• _RECORD LIST_:
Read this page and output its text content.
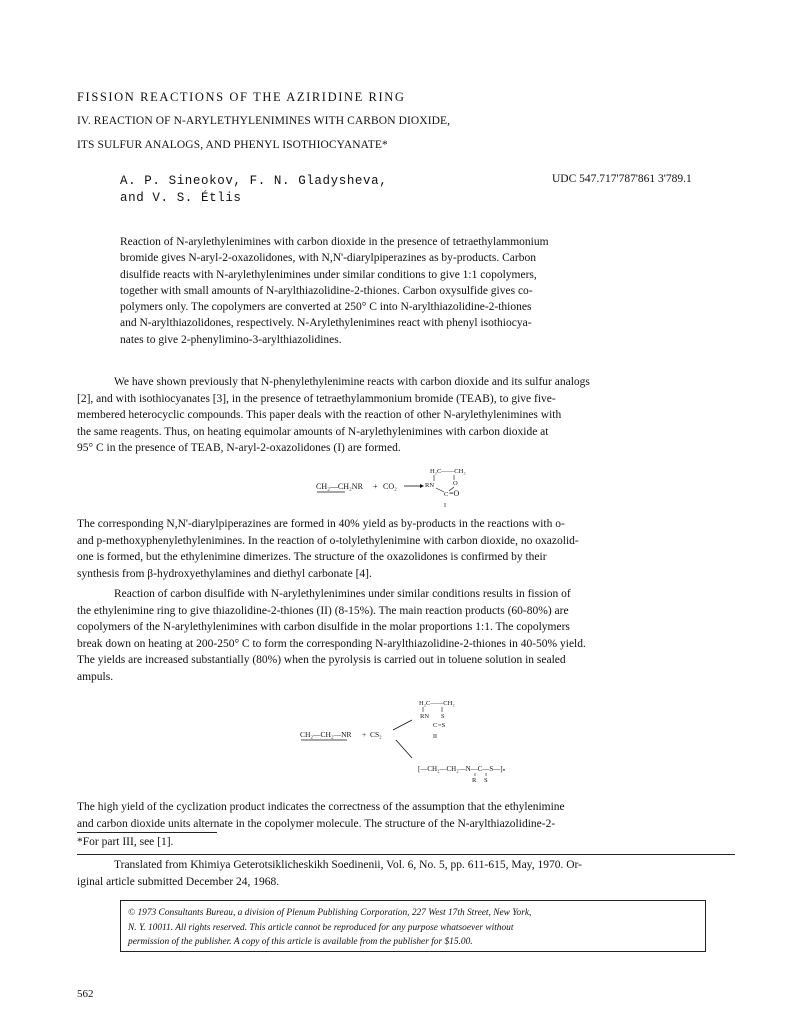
FISSION REACTIONS OF THE AZIRIDINE RING
IV. REACTION OF N-ARYLETHYLENIMINES WITH CARBON DIOXIDE,
ITS SULFUR ANALOGS, AND PHENYL ISOTHIOCYANATE*
A. P. Sineokov, F. N. Gladysheva,
and V. S. Étlis
UDC 547.717'787'861 3'789.1
Reaction of N-arylethylenimines with carbon dioxide in the presence of tetraethylammonium
bromide gives N-aryl-2-oxazolidones, with N,N'-diarylpiperazines as by-products. Carbon
disulfide reacts with N-arylethylenimines under similar conditions to give 1:1 copolymers,
together with small amounts of N-arylthiazolidine-2-thiones. Carbon oxysulfide gives co-
polymers only. The copolymers are converted at 250° C into N-arylthiazolidine-2-thiones
and N-arylthiazolidones, respectively. N-Arylethylenimines react with phenyl isothiocya-
nates to give 2-phenylimino-3-arylthiazolidines.
We have shown previously that N-phenylethylenimine reacts with carbon dioxide and its sulfur analogs
[2], and with isothiocyanates [3], in the presence of tetraethylammonium bromide (TEAB), to give five-
membered heterocyclic compounds. This paper deals with the reaction of other N-arylethylenimines with
the same reagents. Thus, on heating equimolar amounts of N-arylethylenimines with carbon dioxide at
95° C in the presence of TEAB, N-aryl-2-oxazolidones (I) are formed.
CH₂—CH₂NR + CO₂
H₂C——CH₂
RN	O
C =O
I
The corresponding N,N'-diarylpiperazines are formed in 40% yield as by-products in the reactions with o-
and p-methoxyphenylethylenimines. In the reaction of o-tolylethylenimine with carbon dioxide, no oxazolid-
one is formed, but the ethylenimine dimerizes. The structure of the oxazolidones is confirmed by their
synthesis from β-hydroxyethylamines and diethyl carbonate [4].
Reaction of carbon disulfide with N-arylethylenimines under similar conditions results in fission of
the ethylenimine ring to give thiazolidine-2-thiones (II) (8-15%). The main reaction products (60-80%) are
copolymers of the N-arylethylenimines with carbon disulfide in the molar proportions 1:1. The copolymers
break down on heating at 200-250° C to form the corresponding N-arylthiazolidine-2-thiones in 40-50% yield.
The yields are increased substantially (80%) when the pyrolysis is carried out in toluene solution in sealed
ampuls.
CH₂—CH₂—NR + CS₂
H₂C——CH₂
RN S
C =S
II
[—CH₂—CH₂—N—C—S—]ₙ
R S
The high yield of the cyclization product indicates the correctness of the assumption that the ethylenimine
and carbon dioxide units alternate in the copolymer molecule. The structure of the N-arylthiazolidine-2-
*For part III, see [1].
Translated from Khimiya Geterotsiklicheskikh Soedinenii, Vol. 6, No. 5, pp. 611-615, May, 1970. Or-
iginal article submitted December 24, 1968.
© 1973 Consultants Bureau, a division of Plenum Publishing Corporation, 227 West 17th Street, New York,
N. Y. 10011. All rights reserved. This article cannot be reproduced for any purpose whatsoever without
permission of the publisher. A copy of this article is available from the publisher for $15.00.
562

• _EXERCISE DIRECTIONS_: Using the listing above, show every line that includes the string "disulfide".

• _THE RESULT_:
disulfide reacts with N-arylethylenimines under similar conditions to give 1:1 copolymers,
Reaction of carbon disulfide with N-arylethylenimines under similar conditions results in fission of
copolymers of the N-arylethylenimines with carbon disulfide in the molar proportions 1:1. The copolymers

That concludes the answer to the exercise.